__Task objective__
Find every line in the records that holds the string "będzie". Copy each one.
--- Begin Supplied information ---
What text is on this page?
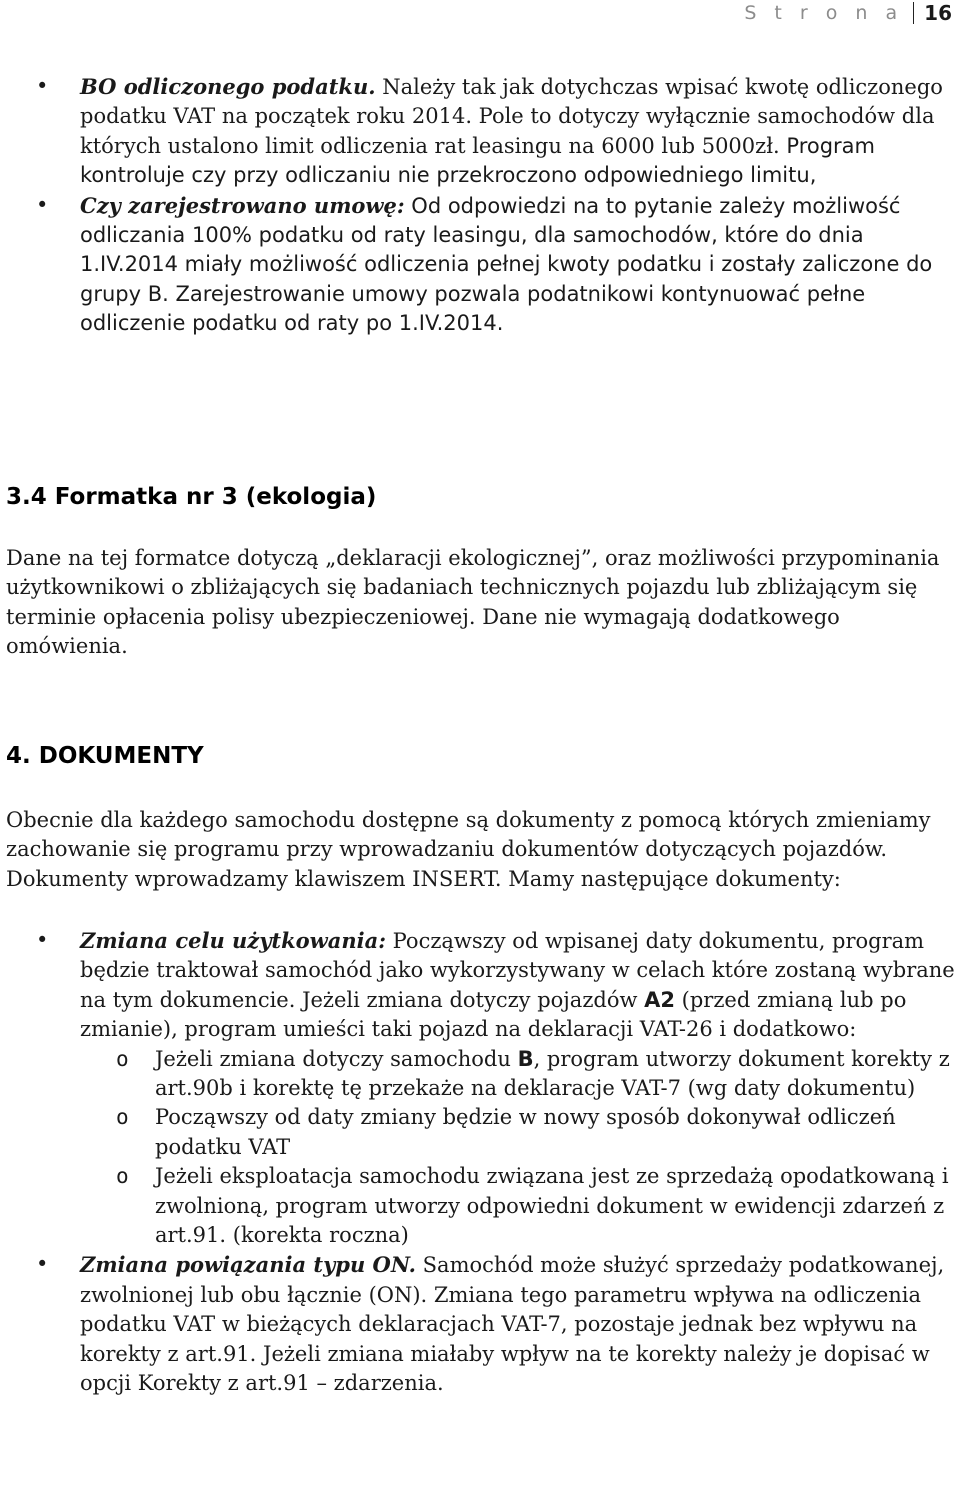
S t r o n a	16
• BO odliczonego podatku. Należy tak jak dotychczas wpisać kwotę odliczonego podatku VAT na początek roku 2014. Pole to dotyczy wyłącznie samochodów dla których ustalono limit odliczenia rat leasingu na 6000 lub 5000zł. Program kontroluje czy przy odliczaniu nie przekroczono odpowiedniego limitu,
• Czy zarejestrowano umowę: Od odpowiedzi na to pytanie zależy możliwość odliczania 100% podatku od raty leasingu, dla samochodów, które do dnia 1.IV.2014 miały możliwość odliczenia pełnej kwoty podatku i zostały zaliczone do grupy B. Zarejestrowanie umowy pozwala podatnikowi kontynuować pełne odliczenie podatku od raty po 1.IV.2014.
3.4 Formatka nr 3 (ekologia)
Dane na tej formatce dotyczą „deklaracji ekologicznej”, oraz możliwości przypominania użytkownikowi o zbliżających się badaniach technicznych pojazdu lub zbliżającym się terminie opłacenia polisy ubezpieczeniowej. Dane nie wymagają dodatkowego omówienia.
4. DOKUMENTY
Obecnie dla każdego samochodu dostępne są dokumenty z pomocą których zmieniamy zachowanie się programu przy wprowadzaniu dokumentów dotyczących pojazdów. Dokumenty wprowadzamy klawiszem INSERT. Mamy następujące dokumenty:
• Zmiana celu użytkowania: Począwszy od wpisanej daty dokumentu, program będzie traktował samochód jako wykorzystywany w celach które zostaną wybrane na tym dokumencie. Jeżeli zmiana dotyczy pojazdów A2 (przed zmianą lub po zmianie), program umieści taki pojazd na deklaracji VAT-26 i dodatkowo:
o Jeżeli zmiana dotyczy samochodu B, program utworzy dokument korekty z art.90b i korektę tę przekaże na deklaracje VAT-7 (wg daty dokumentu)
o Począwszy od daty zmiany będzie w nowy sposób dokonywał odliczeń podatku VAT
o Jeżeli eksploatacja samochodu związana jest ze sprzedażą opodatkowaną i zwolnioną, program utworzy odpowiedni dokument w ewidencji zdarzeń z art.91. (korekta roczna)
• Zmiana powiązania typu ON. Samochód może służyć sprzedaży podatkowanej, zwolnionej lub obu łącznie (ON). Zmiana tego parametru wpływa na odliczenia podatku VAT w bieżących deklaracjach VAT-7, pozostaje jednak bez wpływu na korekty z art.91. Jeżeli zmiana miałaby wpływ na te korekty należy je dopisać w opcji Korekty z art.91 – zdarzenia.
--- End Supplied information ---
--- Begin Supplied information ---
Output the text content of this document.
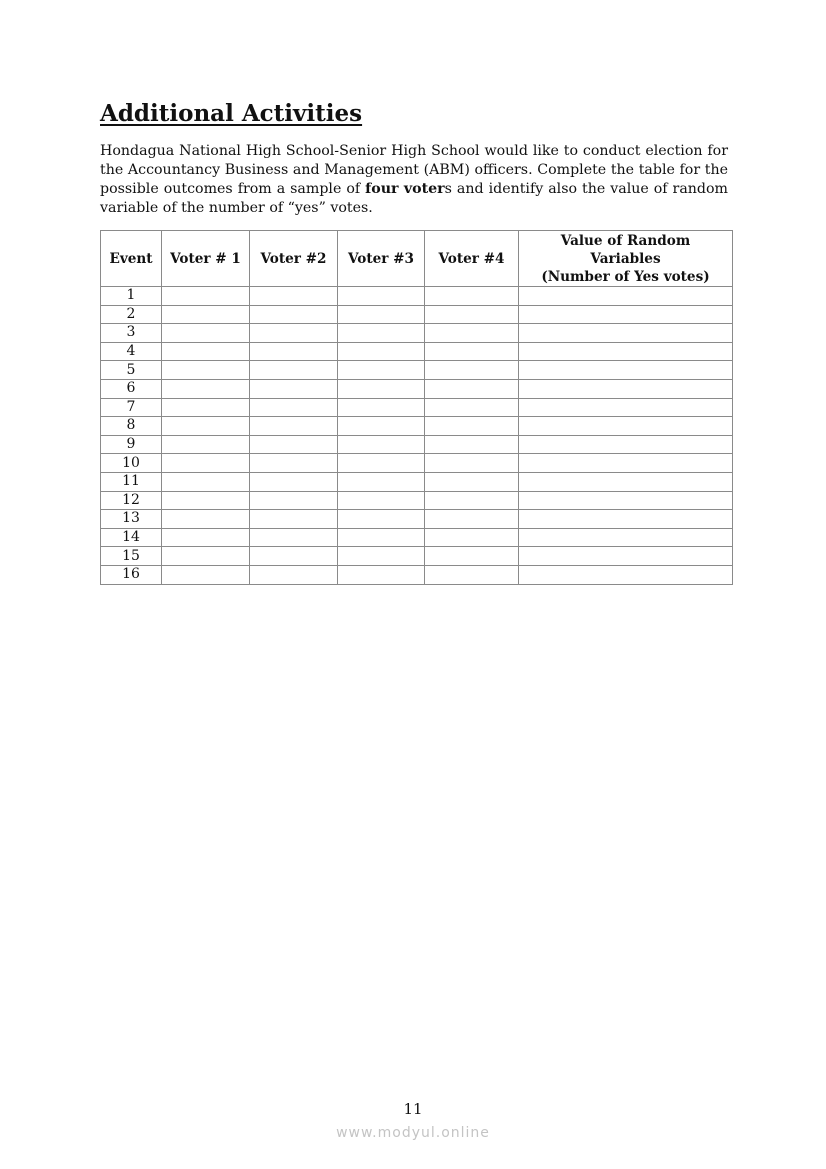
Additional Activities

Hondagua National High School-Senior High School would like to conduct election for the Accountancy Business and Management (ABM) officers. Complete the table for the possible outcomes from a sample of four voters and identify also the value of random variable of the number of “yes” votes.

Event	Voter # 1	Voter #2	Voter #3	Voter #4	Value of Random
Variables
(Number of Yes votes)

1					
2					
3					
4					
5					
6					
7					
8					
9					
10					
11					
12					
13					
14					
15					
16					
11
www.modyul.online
--- End Supplied information ---
__Result for this exercise__
• Zmiana celu użytkowania: Począwszy od wpisanej daty dokumentu, program będzie traktował samochód jako wykorzystywany w celach które zostaną wybrane na tym dokumencie. Jeżeli zmiana dotyczy pojazdów A2 (przed zmianą lub po zmianie), program umieści taki pojazd na deklaracji VAT-26 i dodatkowo:
o Począwszy od daty zmiany będzie w nowy sposób dokonywał odliczeń podatku VAT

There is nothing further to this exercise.